[Set exercise] Exactly reproduce the entries, dropping any pictures from your copy.

== Records supplied ==

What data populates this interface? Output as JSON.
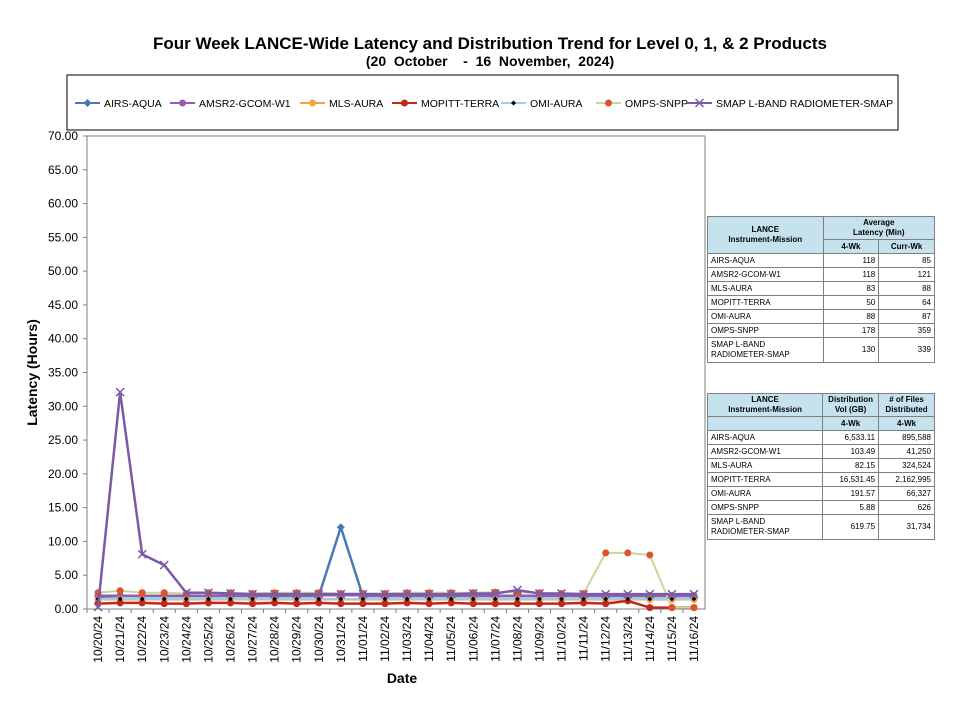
{
  "header": {
    "title": "Four Week LANCE-Wide Latency and Distribution Trend for Level 0, 1, & 2 Products",
    "subtitle": "(20  October    -  16  November,  2024)"
  },
  "chart_data": {
    "type": "line",
    "xlabel": "Date",
    "ylabel": "Latency (Hours)",
    "ylim": [
      0,
      70
    ],
    "yticks": [
      "0.00",
      "5.00",
      "10.00",
      "15.00",
      "20.00",
      "25.00",
      "30.00",
      "35.00",
      "40.00",
      "45.00",
      "50.00",
      "55.00",
      "60.00",
      "65.00",
      "70.00"
    ],
    "legend_position": "top",
    "categories": [
      "10/20/24",
      "10/21/24",
      "10/22/24",
      "10/23/24",
      "10/24/24",
      "10/25/24",
      "10/26/24",
      "10/27/24",
      "10/28/24",
      "10/29/24",
      "10/30/24",
      "10/31/24",
      "11/01/24",
      "11/02/24",
      "11/03/24",
      "11/04/24",
      "11/05/24",
      "11/06/24",
      "11/07/24",
      "11/08/24",
      "11/09/24",
      "11/10/24",
      "11/11/24",
      "11/12/24",
      "11/13/24",
      "11/14/24",
      "11/15/24",
      "11/16/24"
    ],
    "series": [
      {
        "name": "AIRS-AQUA",
        "color": "#4a7ab5",
        "marker": "diamond",
        "values": [
          1.8,
          1.9,
          1.9,
          1.9,
          1.9,
          1.9,
          1.9,
          1.9,
          1.9,
          1.9,
          1.9,
          12.1,
          1.9,
          1.9,
          1.9,
          1.9,
          1.9,
          1.9,
          1.9,
          1.9,
          1.9,
          1.9,
          1.9,
          1.9,
          1.9,
          1.9,
          1.9,
          1.9
        ]
      },
      {
        "name": "AMSR2-GCOM-W1",
        "color": "#9b59b6",
        "marker": "circle",
        "values": [
          2.0,
          2.0,
          2.0,
          2.0,
          2.0,
          2.0,
          2.0,
          2.0,
          2.0,
          2.0,
          2.0,
          2.0,
          2.0,
          2.0,
          2.0,
          2.0,
          2.0,
          2.0,
          2.0,
          2.0,
          2.0,
          2.0,
          2.0,
          2.0,
          2.0,
          2.0,
          2.0,
          2.0
        ]
      },
      {
        "name": "MLS-AURA",
        "color": "#f4a340",
        "marker": "circle",
        "values": [
          1.4,
          1.4,
          1.4,
          1.4,
          1.4,
          1.4,
          1.4,
          1.4,
          1.4,
          1.4,
          1.4,
          1.4,
          1.4,
          1.4,
          1.4,
          1.4,
          1.4,
          1.4,
          1.4,
          1.4,
          1.4,
          1.4,
          1.4,
          1.4,
          1.4,
          1.4,
          1.4,
          1.4
        ]
      },
      {
        "name": "MOPITT-TERRA",
        "color": "#c0281f",
        "marker": "circle",
        "values": [
          0.8,
          0.9,
          0.9,
          0.8,
          0.8,
          0.9,
          0.9,
          0.8,
          0.9,
          0.8,
          0.9,
          0.8,
          0.8,
          0.8,
          0.9,
          0.8,
          0.9,
          0.8,
          0.8,
          0.8,
          0.8,
          0.8,
          0.9,
          0.8,
          1.2,
          0.2,
          0.2,
          0.2
        ]
      },
      {
        "name": "OMI-AURA",
        "color": "#a9c9e8",
        "marker": "small-diamond",
        "values": [
          1.5,
          1.5,
          1.5,
          1.5,
          1.5,
          1.5,
          1.5,
          1.5,
          1.5,
          1.5,
          1.5,
          1.5,
          1.5,
          1.5,
          1.5,
          1.5,
          1.5,
          1.5,
          1.5,
          1.5,
          1.5,
          1.5,
          1.5,
          1.5,
          1.5,
          1.5,
          1.5,
          1.5
        ]
      },
      {
        "name": "OMPS-SNPP",
        "color": "#c5d89a",
        "marker": "circle",
        "values": [
          2.4,
          2.7,
          2.4,
          2.4,
          2.3,
          2.4,
          2.4,
          2.3,
          2.4,
          2.4,
          2.4,
          2.3,
          2.3,
          2.3,
          2.4,
          2.4,
          2.4,
          2.4,
          2.5,
          2.5,
          2.4,
          2.3,
          2.3,
          8.3,
          8.3,
          8.0,
          0.2,
          0.2
        ]
      },
      {
        "name": "SMAP L-BAND RADIOMETER-SMAP",
        "color": "#7b5aa6",
        "marker": "x",
        "values": [
          0.3,
          32.1,
          8.1,
          6.5,
          2.4,
          2.4,
          2.3,
          2.2,
          2.2,
          2.2,
          2.2,
          2.2,
          2.2,
          2.2,
          2.2,
          2.2,
          2.2,
          2.3,
          2.3,
          2.8,
          2.3,
          2.3,
          2.2,
          2.2,
          2.2,
          2.2,
          2.2,
          2.2
        ]
      }
    ]
  },
  "latency_table": {
    "h_col1": "LANCE\nInstrument-Mission",
    "h_col2": "Average\nLatency (Min)",
    "h_sub2": "4-Wk",
    "h_sub3": "Curr-Wk",
    "rows": [
      {
        "name": "AIRS-AQUA",
        "a": "118",
        "b": "85"
      },
      {
        "name": "AMSR2-GCOM-W1",
        "a": "118",
        "b": "121"
      },
      {
        "name": "MLS-AURA",
        "a": "83",
        "b": "88"
      },
      {
        "name": "MOPITT-TERRA",
        "a": "50",
        "b": "64"
      },
      {
        "name": "OMI-AURA",
        "a": "88",
        "b": "87"
      },
      {
        "name": "OMPS-SNPP",
        "a": "178",
        "b": "359"
      },
      {
        "name": "SMAP L-BAND RADIOMETER-SMAP",
        "a": "130",
        "b": "339"
      }
    ]
  },
  "distribution_table": {
    "h_col1": "LANCE\nInstrument-Mission",
    "h_col2": "Distribution\nVol (GB)",
    "h_col3": "# of Files\nDistributed",
    "h_sub2": "4-Wk",
    "h_sub3": "4-Wk",
    "rows": [
      {
        "name": "AIRS-AQUA",
        "a": "6,533.11",
        "b": "895,588"
      },
      {
        "name": "AMSR2-GCOM-W1",
        "a": "103.49",
        "b": "41,250"
      },
      {
        "name": "MLS-AURA",
        "a": "82.15",
        "b": "324,524"
      },
      {
        "name": "MOPITT-TERRA",
        "a": "16,531.45",
        "b": "2,162,995"
      },
      {
        "name": "OMI-AURA",
        "a": "191.57",
        "b": "66,327"
      },
      {
        "name": "OMPS-SNPP",
        "a": "5.88",
        "b": "626"
      },
      {
        "name": "SMAP L-BAND RADIOMETER-SMAP",
        "a": "619.75",
        "b": "31,734"
      }
    ]
  }
}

===

[Solved problem]
What data populates this interface? Output as JSON.
{
  "header": {
    "title": "Four Week LANCE-Wide Latency and Distribution Trend for Level 0, 1, & 2 Products",
    "subtitle": "(20  October    -  16  November,  2024)"
  },
  "chart_data": {
    "type": "line",
    "xlabel": "Date",
    "ylabel": "Latency (Hours)",
    "ylim": [
      0,
      70
    ],
    "yticks": [
      "0.00",
      "5.00",
      "10.00",
      "15.00",
      "20.00",
      "25.00",
      "30.00",
      "35.00",
      "40.00",
      "45.00",
      "50.00",
      "55.00",
      "60.00",
      "65.00",
      "70.00"
    ],
    "legend_position": "top",
    "categories": [
      "10/20/24",
      "10/21/24",
      "10/22/24",
      "10/23/24",
      "10/24/24",
      "10/25/24",
      "10/26/24",
      "10/27/24",
      "10/28/24",
      "10/29/24",
      "10/30/24",
      "10/31/24",
      "11/01/24",
      "11/02/24",
      "11/03/24",
      "11/04/24",
      "11/05/24",
      "11/06/24",
      "11/07/24",
      "11/08/24",
      "11/09/24",
      "11/10/24",
      "11/11/24",
      "11/12/24",
      "11/13/24",
      "11/14/24",
      "11/15/24",
      "11/16/24"
    ],
    "series": [
      {
        "name": "AIRS-AQUA",
        "color": "#4a7ab5",
        "marker": "diamond",
        "values": [
          1.8,
          1.9,
          1.9,
          1.9,
          1.9,
          1.9,
          1.9,
          1.9,
          1.9,
          1.9,
          1.9,
          12.1,
          1.9,
          1.9,
          1.9,
          1.9,
          1.9,
          1.9,
          1.9,
          1.9,
          1.9,
          1.9,
          1.9,
          1.9,
          1.9,
          1.9,
          1.9,
          1.9
        ]
      },
      {
        "name": "AMSR2-GCOM-W1",
        "color": "#9b59b6",
        "marker": "circle",
        "values": [
          2.0,
          2.0,
          2.0,
          2.0,
          2.0,
          2.0,
          2.0,
          2.0,
          2.0,
          2.0,
          2.0,
          2.0,
          2.0,
          2.0,
          2.0,
          2.0,
          2.0,
          2.0,
          2.0,
          2.0,
          2.0,
          2.0,
          2.0,
          2.0,
          2.0,
          2.0,
          2.0,
          2.0
        ]
      },
      {
        "name": "MLS-AURA",
        "color": "#f4a340",
        "marker": "circle",
        "values": [
          1.4,
          1.4,
          1.4,
          1.4,
          1.4,
          1.4,
          1.4,
          1.4,
          1.4,
          1.4,
          1.4,
          1.4,
          1.4,
          1.4,
          1.4,
          1.4,
          1.4,
          1.4,
          1.4,
          1.4,
          1.4,
          1.4,
          1.4,
          1.4,
          1.4,
          1.4,
          1.4,
          1.4
        ]
      },
      {
        "name": "MOPITT-TERRA",
        "color": "#c0281f",
        "marker": "circle",
        "values": [
          0.8,
          0.9,
          0.9,
          0.8,
          0.8,
          0.9,
          0.9,
          0.8,
          0.9,
          0.8,
          0.9,
          0.8,
          0.8,
          0.8,
          0.9,
          0.8,
          0.9,
          0.8,
          0.8,
          0.8,
          0.8,
          0.8,
          0.9,
          0.8,
          1.2,
          0.2,
          0.2,
          0.2
        ]
      },
      {
        "name": "OMI-AURA",
        "color": "#a9c9e8",
        "marker": "small-diamond",
        "values": [
          1.5,
          1.5,
          1.5,
          1.5,
          1.5,
          1.5,
          1.5,
          1.5,
          1.5,
          1.5,
          1.5,
          1.5,
          1.5,
          1.5,
          1.5,
          1.5,
          1.5,
          1.5,
          1.5,
          1.5,
          1.5,
          1.5,
          1.5,
          1.5,
          1.5,
          1.5,
          1.5,
          1.5
        ]
      },
      {
        "name": "OMPS-SNPP",
        "color": "#c5d89a",
        "marker": "circle",
        "values": [
          2.4,
          2.7,
          2.4,
          2.4,
          2.3,
          2.4,
          2.4,
          2.3,
          2.4,
          2.4,
          2.4,
          2.3,
          2.3,
          2.3,
          2.4,
          2.4,
          2.4,
          2.4,
          2.5,
          2.5,
          2.4,
          2.3,
          2.3,
          8.3,
          8.3,
          8.0,
          0.2,
          0.2
        ]
      },
      {
        "name": "SMAP L-BAND RADIOMETER-SMAP",
        "color": "#7b5aa6",
        "marker": "x",
        "values": [
          0.3,
          32.1,
          8.1,
          6.5,
          2.4,
          2.4,
          2.3,
          2.2,
          2.2,
          2.2,
          2.2,
          2.2,
          2.2,
          2.2,
          2.2,
          2.2,
          2.2,
          2.3,
          2.3,
          2.8,
          2.3,
          2.3,
          2.2,
          2.2,
          2.2,
          2.2,
          2.2,
          2.2
        ]
      }
    ]
  },
  "latency_table": {
    "h_col1": "LANCE\nInstrument-Mission",
    "h_col2": "Average\nLatency (Min)",
    "h_sub2": "4-Wk",
    "h_sub3": "Curr-Wk",
    "rows": [
      {
        "name": "AIRS-AQUA",
        "a": "118",
        "b": "85"
      },
      {
        "name": "AMSR2-GCOM-W1",
        "a": "118",
        "b": "121"
      },
      {
        "name": "MLS-AURA",
        "a": "83",
        "b": "88"
      },
      {
        "name": "MOPITT-TERRA",
        "a": "50",
        "b": "64"
      },
      {
        "name": "OMI-AURA",
        "a": "88",
        "b": "87"
      },
      {
        "name": "OMPS-SNPP",
        "a": "178",
        "b": "359"
      },
      {
        "name": "SMAP L-BAND RADIOMETER-SMAP",
        "a": "130",
        "b": "339"
      }
    ]
  },
  "distribution_table": {
    "h_col1": "LANCE\nInstrument-Mission",
    "h_col2": "Distribution\nVol (GB)",
    "h_col3": "# of Files\nDistributed",
    "h_sub2": "4-Wk",
    "h_sub3": "4-Wk",
    "rows": [
      {
        "name": "AIRS-AQUA",
        "a": "6,533.11",
        "b": "895,588"
      },
      {
        "name": "AMSR2-GCOM-W1",
        "a": "103.49",
        "b": "41,250"
      },
      {
        "name": "MLS-AURA",
        "a": "82.15",
        "b": "324,524"
      },
      {
        "name": "MOPITT-TERRA",
        "a": "16,531.45",
        "b": "2,162,995"
      },
      {
        "name": "OMI-AURA",
        "a": "191.57",
        "b": "66,327"
      },
      {
        "name": "OMPS-SNPP",
        "a": "5.88",
        "b": "626"
      },
      {
        "name": "SMAP L-BAND RADIOMETER-SMAP",
        "a": "619.75",
        "b": "31,734"
      }
    ]
  }
}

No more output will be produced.